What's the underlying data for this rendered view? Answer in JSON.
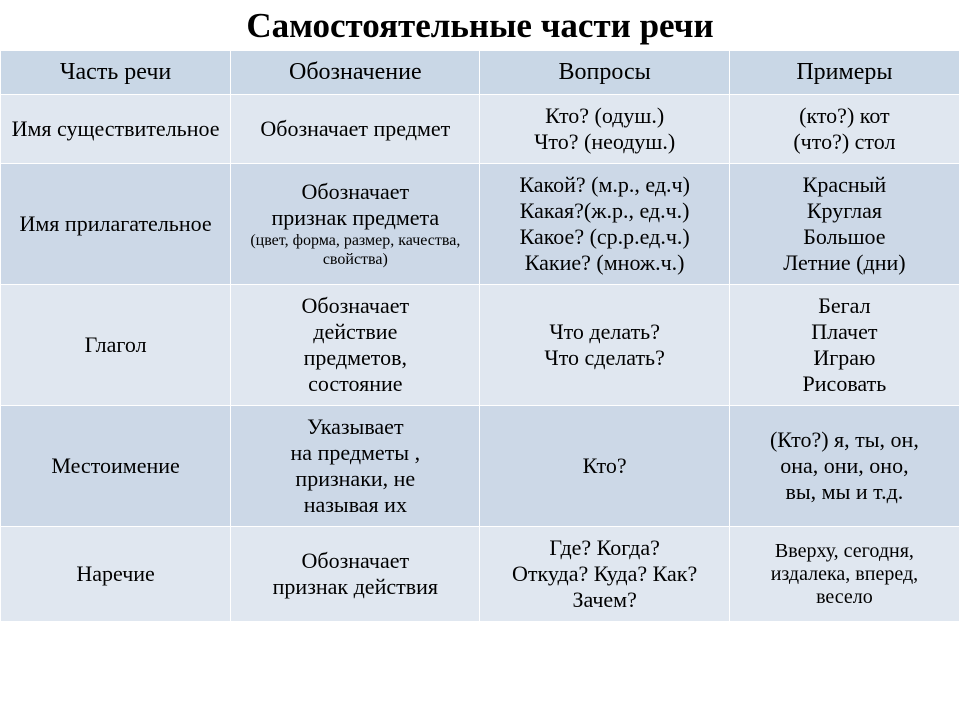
{
  "title": "Самостоятельные части речи",
  "headers": {
    "c1": "Часть речи",
    "c2": "Обозначение",
    "c3": "Вопросы",
    "c4": "Примеры"
  },
  "rows": {
    "r1": {
      "part": "Имя существительное",
      "meaning": "Обозначает предмет",
      "questions": "Кто? (одуш.)\nЧто? (неодуш.)",
      "examples": "(кто?) кот\n(что?) стол"
    },
    "r2": {
      "part": "Имя прилагательное",
      "meaning_main": "Обозначает\nпризнак предмета",
      "meaning_sub": "(цвет, форма, размер, качества, свойства)",
      "questions": "Какой? (м.р., ед.ч)\nКакая?(ж.р., ед.ч.)\nКакое? (ср.р.ед.ч.)\nКакие? (множ.ч.)",
      "examples": "Красный\nКруглая\nБольшое\nЛетние (дни)"
    },
    "r3": {
      "part": "Глагол",
      "meaning": "Обозначает\nдействие\nпредметов,\nсостояние",
      "questions": "Что делать?\nЧто сделать?",
      "examples": "Бегал\nПлачет\nИграю\nРисовать"
    },
    "r4": {
      "part": "Местоимение",
      "meaning": "Указывает\nна предметы ,\nпризнаки, не\nназывая их",
      "questions": "Кто?",
      "examples": "(Кто?) я, ты, он,\nона, они, оно,\nвы, мы и т.д."
    },
    "r5": {
      "part": "Наречие",
      "meaning": "Обозначает\nпризнак действия",
      "questions": "Где? Когда?\nОткуда? Куда? Как?\nЗачем?",
      "examples": "Вверху, сегодня,\nиздалека,  вперед,\nвесело",
      "examples_fontsize": "20px"
    }
  },
  "styling": {
    "title_fontsize": 35,
    "header_bg": "#c9d7e6",
    "row_odd_bg": "#e0e7f0",
    "row_even_bg": "#ccd8e7",
    "border_color": "#ffffff",
    "font_family": "Times New Roman",
    "cell_fontsize": 22,
    "header_fontsize": 24,
    "sub_fontsize": 16
  }
}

GIVEN EXERCISE.
In the listing above, find the lines holding the word "Обозначает" and copy them.

FINAL RESULT.
      "meaning": "Обозначает предмет",
      "meaning_main": "Обозначает\nпризнак предмета",
      "meaning": "Обозначает\nдействие\nпредметов,\nсостояние",
      "meaning": "Обозначает\nпризнак действия",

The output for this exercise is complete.